-- Given information start --
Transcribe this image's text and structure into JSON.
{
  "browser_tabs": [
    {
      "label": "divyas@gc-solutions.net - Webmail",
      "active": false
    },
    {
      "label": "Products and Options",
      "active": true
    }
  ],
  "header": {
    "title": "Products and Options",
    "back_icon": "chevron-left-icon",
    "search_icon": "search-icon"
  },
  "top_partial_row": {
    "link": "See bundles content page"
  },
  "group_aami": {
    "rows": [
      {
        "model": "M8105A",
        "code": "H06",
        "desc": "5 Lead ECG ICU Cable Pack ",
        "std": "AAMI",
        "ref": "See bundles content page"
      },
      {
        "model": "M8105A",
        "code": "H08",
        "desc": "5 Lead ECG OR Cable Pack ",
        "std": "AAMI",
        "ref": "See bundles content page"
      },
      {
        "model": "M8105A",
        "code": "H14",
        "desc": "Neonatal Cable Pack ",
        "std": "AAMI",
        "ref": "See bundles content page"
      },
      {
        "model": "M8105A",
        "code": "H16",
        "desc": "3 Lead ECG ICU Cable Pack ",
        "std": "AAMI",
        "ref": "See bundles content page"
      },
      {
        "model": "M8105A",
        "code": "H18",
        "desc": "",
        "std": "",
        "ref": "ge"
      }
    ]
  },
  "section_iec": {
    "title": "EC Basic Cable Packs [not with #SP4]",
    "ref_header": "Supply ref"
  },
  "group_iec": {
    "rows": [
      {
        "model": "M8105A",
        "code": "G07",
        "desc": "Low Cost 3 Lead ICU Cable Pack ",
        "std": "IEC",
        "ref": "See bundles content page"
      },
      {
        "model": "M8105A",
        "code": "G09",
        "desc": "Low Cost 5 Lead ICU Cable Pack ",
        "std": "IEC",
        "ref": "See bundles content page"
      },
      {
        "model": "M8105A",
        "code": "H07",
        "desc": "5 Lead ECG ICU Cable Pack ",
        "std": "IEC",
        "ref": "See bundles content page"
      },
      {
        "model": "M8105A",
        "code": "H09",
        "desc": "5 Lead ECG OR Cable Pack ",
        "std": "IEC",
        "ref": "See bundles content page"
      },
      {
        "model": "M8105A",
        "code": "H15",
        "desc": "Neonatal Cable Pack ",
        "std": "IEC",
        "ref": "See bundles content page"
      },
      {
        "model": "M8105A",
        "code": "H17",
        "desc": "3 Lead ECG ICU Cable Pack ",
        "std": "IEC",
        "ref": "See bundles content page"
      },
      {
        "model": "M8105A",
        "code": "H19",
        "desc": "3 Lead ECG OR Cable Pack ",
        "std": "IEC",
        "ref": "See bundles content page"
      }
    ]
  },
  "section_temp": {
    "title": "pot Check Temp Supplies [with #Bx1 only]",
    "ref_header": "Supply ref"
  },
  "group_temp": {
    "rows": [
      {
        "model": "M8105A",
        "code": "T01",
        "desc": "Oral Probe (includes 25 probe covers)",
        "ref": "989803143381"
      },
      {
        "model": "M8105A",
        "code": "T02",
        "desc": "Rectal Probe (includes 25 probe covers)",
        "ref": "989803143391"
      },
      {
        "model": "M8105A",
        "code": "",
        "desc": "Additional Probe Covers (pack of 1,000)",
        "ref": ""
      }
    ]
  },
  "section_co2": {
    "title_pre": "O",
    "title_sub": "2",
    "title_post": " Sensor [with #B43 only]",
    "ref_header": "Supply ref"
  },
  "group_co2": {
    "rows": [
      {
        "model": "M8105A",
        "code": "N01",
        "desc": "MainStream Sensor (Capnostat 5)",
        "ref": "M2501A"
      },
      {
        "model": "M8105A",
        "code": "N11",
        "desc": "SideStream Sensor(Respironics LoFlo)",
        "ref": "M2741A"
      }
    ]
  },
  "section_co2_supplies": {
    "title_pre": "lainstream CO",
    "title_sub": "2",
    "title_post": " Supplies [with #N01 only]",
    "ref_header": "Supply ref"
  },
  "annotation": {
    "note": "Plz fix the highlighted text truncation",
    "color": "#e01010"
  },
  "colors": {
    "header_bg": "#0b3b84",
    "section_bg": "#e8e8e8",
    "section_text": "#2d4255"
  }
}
-- Given information end --
Go through the listing and copy all of it exactly.

Transcribe this image's text and structure into JSON.
{
  "browser_tabs": [
    {
      "label": "divyas@gc-solutions.net - Webmail",
      "active": false
    },
    {
      "label": "Products and Options",
      "active": true
    }
  ],
  "header": {
    "title": "Products and Options",
    "back_icon": "chevron-left-icon",
    "search_icon": "search-icon"
  },
  "top_partial_row": {
    "link": "See bundles content page"
  },
  "group_aami": {
    "rows": [
      {
        "model": "M8105A",
        "code": "H06",
        "desc": "5 Lead ECG ICU Cable Pack ",
        "std": "AAMI",
        "ref": "See bundles content page"
      },
      {
        "model": "M8105A",
        "code": "H08",
        "desc": "5 Lead ECG OR Cable Pack ",
        "std": "AAMI",
        "ref": "See bundles content page"
      },
      {
        "model": "M8105A",
        "code": "H14",
        "desc": "Neonatal Cable Pack ",
        "std": "AAMI",
        "ref": "See bundles content page"
      },
      {
        "model": "M8105A",
        "code": "H16",
        "desc": "3 Lead ECG ICU Cable Pack ",
        "std": "AAMI",
        "ref": "See bundles content page"
      },
      {
        "model": "M8105A",
        "code": "H18",
        "desc": "",
        "std": "",
        "ref": "ge"
      }
    ]
  },
  "section_iec": {
    "title": "EC Basic Cable Packs [not with #SP4]",
    "ref_header": "Supply ref"
  },
  "group_iec": {
    "rows": [
      {
        "model": "M8105A",
        "code": "G07",
        "desc": "Low Cost 3 Lead ICU Cable Pack ",
        "std": "IEC",
        "ref": "See bundles content page"
      },
      {
        "model": "M8105A",
        "code": "G09",
        "desc": "Low Cost 5 Lead ICU Cable Pack ",
        "std": "IEC",
        "ref": "See bundles content page"
      },
      {
        "model": "M8105A",
        "code": "H07",
        "desc": "5 Lead ECG ICU Cable Pack ",
        "std": "IEC",
        "ref": "See bundles content page"
      },
      {
        "model": "M8105A",
        "code": "H09",
        "desc": "5 Lead ECG OR Cable Pack ",
        "std": "IEC",
        "ref": "See bundles content page"
      },
      {
        "model": "M8105A",
        "code": "H15",
        "desc": "Neonatal Cable Pack ",
        "std": "IEC",
        "ref": "See bundles content page"
      },
      {
        "model": "M8105A",
        "code": "H17",
        "desc": "3 Lead ECG ICU Cable Pack ",
        "std": "IEC",
        "ref": "See bundles content page"
      },
      {
        "model": "M8105A",
        "code": "H19",
        "desc": "3 Lead ECG OR Cable Pack ",
        "std": "IEC",
        "ref": "See bundles content page"
      }
    ]
  },
  "section_temp": {
    "title": "pot Check Temp Supplies [with #Bx1 only]",
    "ref_header": "Supply ref"
  },
  "group_temp": {
    "rows": [
      {
        "model": "M8105A",
        "code": "T01",
        "desc": "Oral Probe (includes 25 probe covers)",
        "ref": "989803143381"
      },
      {
        "model": "M8105A",
        "code": "T02",
        "desc": "Rectal Probe (includes 25 probe covers)",
        "ref": "989803143391"
      },
      {
        "model": "M8105A",
        "code": "",
        "desc": "Additional Probe Covers (pack of 1,000)",
        "ref": ""
      }
    ]
  },
  "section_co2": {
    "title_pre": "O",
    "title_sub": "2",
    "title_post": " Sensor [with #B43 only]",
    "ref_header": "Supply ref"
  },
  "group_co2": {
    "rows": [
      {
        "model": "M8105A",
        "code": "N01",
        "desc": "MainStream Sensor (Capnostat 5)",
        "ref": "M2501A"
      },
      {
        "model": "M8105A",
        "code": "N11",
        "desc": "SideStream Sensor(Respironics LoFlo)",
        "ref": "M2741A"
      }
    ]
  },
  "section_co2_supplies": {
    "title_pre": "lainstream CO",
    "title_sub": "2",
    "title_post": " Supplies [with #N01 only]",
    "ref_header": "Supply ref"
  },
  "annotation": {
    "note": "Plz fix the highlighted text truncation",
    "color": "#e01010"
  },
  "colors": {
    "header_bg": "#0b3b84",
    "section_bg": "#e8e8e8",
    "section_text": "#2d4255"
  }
}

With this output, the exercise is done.